Task goal = Beginning with the line where "Read this page and output its text content." appears, repeat every remaining line of the entries exactly, the last line included.
[BEGIN]
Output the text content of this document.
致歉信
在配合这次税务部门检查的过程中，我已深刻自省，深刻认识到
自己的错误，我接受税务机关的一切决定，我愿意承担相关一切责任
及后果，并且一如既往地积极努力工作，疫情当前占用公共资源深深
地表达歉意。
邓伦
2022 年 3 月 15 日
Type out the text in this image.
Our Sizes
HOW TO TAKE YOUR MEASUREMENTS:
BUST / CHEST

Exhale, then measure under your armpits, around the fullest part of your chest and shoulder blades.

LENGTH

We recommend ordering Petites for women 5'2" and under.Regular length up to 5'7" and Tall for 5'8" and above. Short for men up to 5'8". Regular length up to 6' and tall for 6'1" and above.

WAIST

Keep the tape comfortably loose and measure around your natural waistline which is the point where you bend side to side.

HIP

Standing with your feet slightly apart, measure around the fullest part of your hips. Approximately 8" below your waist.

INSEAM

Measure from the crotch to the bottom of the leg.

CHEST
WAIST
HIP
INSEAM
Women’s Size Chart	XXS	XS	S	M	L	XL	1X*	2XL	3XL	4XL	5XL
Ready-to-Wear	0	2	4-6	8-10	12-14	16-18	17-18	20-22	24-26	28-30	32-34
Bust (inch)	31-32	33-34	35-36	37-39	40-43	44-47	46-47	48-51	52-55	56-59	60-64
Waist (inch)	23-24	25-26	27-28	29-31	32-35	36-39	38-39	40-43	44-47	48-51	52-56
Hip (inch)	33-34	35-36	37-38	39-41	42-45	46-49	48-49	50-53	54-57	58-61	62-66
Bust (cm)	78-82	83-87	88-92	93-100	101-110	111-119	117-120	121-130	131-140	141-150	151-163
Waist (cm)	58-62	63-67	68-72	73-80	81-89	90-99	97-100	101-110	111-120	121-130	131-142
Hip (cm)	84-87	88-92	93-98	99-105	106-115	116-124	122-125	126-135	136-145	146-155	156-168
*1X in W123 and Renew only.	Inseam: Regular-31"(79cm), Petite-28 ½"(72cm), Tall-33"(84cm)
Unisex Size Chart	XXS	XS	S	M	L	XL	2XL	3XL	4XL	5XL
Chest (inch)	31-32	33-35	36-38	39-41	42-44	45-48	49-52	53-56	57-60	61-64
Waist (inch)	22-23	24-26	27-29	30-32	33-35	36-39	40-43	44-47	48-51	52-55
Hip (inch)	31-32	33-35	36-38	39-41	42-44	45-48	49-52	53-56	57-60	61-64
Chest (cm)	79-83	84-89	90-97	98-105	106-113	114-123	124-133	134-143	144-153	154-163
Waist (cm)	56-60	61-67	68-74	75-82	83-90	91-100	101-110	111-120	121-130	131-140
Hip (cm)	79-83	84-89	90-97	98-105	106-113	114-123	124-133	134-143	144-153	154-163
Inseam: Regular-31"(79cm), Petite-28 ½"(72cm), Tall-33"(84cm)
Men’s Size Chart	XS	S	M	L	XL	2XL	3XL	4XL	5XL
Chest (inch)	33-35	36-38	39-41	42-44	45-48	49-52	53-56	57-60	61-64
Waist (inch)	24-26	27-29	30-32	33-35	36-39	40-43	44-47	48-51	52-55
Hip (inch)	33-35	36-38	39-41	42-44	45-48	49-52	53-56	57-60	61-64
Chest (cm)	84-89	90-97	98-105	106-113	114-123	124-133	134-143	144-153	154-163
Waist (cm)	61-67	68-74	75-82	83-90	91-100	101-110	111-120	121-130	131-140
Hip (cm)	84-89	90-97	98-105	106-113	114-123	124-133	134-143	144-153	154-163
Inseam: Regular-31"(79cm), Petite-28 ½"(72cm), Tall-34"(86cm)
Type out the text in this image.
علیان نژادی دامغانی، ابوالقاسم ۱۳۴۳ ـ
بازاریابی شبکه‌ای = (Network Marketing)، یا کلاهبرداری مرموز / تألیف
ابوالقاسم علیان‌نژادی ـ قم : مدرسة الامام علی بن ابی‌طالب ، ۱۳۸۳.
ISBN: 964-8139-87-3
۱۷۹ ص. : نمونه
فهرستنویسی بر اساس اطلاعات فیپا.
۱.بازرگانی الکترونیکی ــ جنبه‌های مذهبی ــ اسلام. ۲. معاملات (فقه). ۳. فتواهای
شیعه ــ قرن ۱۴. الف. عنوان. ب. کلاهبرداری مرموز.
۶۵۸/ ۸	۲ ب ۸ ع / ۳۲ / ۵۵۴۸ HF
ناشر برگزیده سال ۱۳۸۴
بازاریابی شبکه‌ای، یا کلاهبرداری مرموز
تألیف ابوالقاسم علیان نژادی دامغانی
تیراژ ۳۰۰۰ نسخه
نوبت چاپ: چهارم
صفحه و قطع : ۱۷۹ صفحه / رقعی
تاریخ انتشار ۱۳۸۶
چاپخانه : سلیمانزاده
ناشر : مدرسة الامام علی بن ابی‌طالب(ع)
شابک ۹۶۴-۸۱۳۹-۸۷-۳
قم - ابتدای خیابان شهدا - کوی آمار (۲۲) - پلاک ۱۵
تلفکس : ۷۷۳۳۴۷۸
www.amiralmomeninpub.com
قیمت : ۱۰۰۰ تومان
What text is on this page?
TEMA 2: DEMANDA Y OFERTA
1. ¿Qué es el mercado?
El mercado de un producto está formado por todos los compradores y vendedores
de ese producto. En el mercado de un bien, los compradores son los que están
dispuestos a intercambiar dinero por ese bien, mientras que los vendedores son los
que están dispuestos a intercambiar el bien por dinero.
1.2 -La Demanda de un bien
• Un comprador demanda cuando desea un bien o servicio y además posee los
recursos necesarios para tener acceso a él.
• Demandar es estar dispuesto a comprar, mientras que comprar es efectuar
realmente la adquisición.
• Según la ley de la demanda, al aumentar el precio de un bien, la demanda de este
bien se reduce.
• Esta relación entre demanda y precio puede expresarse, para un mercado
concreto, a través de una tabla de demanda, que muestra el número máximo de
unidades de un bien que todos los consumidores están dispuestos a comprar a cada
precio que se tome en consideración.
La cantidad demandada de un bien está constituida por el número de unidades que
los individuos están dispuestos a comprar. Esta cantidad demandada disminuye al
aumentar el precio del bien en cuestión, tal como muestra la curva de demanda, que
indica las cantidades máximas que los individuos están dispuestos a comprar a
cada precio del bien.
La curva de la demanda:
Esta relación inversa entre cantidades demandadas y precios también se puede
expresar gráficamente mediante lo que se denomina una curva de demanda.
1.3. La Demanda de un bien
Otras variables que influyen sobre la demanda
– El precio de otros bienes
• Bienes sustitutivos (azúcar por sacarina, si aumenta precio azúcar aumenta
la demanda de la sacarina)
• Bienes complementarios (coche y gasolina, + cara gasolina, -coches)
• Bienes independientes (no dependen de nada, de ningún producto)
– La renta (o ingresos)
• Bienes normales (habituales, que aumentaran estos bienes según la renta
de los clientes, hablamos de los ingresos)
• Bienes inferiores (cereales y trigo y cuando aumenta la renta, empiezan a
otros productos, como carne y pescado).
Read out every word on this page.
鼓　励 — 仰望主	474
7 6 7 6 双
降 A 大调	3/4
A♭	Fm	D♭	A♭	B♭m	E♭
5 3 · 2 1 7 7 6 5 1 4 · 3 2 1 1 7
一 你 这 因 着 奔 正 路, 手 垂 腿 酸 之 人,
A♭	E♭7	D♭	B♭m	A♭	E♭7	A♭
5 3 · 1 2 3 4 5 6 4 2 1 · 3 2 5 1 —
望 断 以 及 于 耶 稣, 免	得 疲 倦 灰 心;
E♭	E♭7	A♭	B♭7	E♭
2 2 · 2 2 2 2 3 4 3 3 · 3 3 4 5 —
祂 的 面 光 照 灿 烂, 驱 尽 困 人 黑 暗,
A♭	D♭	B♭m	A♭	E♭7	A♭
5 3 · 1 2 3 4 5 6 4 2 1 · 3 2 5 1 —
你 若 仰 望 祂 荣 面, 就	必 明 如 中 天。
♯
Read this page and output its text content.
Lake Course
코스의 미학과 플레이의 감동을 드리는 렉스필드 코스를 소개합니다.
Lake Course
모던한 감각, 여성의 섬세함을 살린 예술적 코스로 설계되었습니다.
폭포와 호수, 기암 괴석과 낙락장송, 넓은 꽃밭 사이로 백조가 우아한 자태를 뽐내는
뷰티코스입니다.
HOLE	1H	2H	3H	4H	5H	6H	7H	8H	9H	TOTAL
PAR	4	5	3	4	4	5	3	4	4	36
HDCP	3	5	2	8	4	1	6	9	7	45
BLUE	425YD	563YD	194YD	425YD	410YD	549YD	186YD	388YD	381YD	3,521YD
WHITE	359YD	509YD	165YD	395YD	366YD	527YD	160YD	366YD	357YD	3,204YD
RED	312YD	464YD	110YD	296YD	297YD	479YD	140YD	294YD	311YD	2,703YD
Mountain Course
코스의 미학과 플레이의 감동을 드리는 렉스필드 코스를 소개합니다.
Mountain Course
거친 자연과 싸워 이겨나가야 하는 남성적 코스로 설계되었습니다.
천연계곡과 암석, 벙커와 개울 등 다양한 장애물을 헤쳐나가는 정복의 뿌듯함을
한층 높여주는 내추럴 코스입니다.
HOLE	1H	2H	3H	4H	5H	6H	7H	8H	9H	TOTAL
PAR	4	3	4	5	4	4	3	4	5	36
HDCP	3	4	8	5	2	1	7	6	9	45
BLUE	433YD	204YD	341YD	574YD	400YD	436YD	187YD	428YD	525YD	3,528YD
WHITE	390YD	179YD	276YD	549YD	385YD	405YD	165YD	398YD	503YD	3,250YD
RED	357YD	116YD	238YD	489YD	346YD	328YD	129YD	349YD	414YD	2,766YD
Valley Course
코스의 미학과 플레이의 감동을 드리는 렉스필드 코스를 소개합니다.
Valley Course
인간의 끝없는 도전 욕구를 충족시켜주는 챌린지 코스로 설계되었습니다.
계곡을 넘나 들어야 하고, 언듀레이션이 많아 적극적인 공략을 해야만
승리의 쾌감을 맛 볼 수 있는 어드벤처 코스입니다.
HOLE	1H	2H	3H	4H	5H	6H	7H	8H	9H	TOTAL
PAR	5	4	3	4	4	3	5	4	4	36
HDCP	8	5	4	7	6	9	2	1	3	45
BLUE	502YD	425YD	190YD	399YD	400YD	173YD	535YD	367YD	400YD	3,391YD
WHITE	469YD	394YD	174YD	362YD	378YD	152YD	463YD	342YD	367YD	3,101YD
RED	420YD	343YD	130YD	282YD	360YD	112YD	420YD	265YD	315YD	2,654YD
[END]
Response to the task =
Read this page and output its text content.
Lake Course
코스의 미학과 플레이의 감동을 드리는 렉스필드 코스를 소개합니다.
Lake Course
모던한 감각, 여성의 섬세함을 살린 예술적 코스로 설계되었습니다.
폭포와 호수, 기암 괴석과 낙락장송, 넓은 꽃밭 사이로 백조가 우아한 자태를 뽐내는
뷰티코스입니다.
HOLE	1H	2H	3H	4H	5H	6H	7H	8H	9H	TOTAL
PAR	4	5	3	4	4	5	3	4	4	36
HDCP	3	5	2	8	4	1	6	9	7	45
BLUE	425YD	563YD	194YD	425YD	410YD	549YD	186YD	388YD	381YD	3,521YD
WHITE	359YD	509YD	165YD	395YD	366YD	527YD	160YD	366YD	357YD	3,204YD
RED	312YD	464YD	110YD	296YD	297YD	479YD	140YD	294YD	311YD	2,703YD
Mountain Course
코스의 미학과 플레이의 감동을 드리는 렉스필드 코스를 소개합니다.
Mountain Course
거친 자연과 싸워 이겨나가야 하는 남성적 코스로 설계되었습니다.
천연계곡과 암석, 벙커와 개울 등 다양한 장애물을 헤쳐나가는 정복의 뿌듯함을
한층 높여주는 내추럴 코스입니다.
HOLE	1H	2H	3H	4H	5H	6H	7H	8H	9H	TOTAL
PAR	4	3	4	5	4	4	3	4	5	36
HDCP	3	4	8	5	2	1	7	6	9	45
BLUE	433YD	204YD	341YD	574YD	400YD	436YD	187YD	428YD	525YD	3,528YD
WHITE	390YD	179YD	276YD	549YD	385YD	405YD	165YD	398YD	503YD	3,250YD
RED	357YD	116YD	238YD	489YD	346YD	328YD	129YD	349YD	414YD	2,766YD
Valley Course
코스의 미학과 플레이의 감동을 드리는 렉스필드 코스를 소개합니다.
Valley Course
인간의 끝없는 도전 욕구를 충족시켜주는 챌린지 코스로 설계되었습니다.
계곡을 넘나 들어야 하고, 언듀레이션이 많아 적극적인 공략을 해야만
승리의 쾌감을 맛 볼 수 있는 어드벤처 코스입니다.
HOLE	1H	2H	3H	4H	5H	6H	7H	8H	9H	TOTAL
PAR	5	4	3	4	4	3	5	4	4	36
HDCP	8	5	4	7	6	9	2	1	3	45
BLUE	502YD	425YD	190YD	399YD	400YD	173YD	535YD	367YD	400YD	3,391YD
WHITE	469YD	394YD	174YD	362YD	378YD	152YD	463YD	342YD	367YD	3,101YD
RED	420YD	343YD	130YD	282YD	360YD	112YD	420YD	265YD	315YD	2,654YD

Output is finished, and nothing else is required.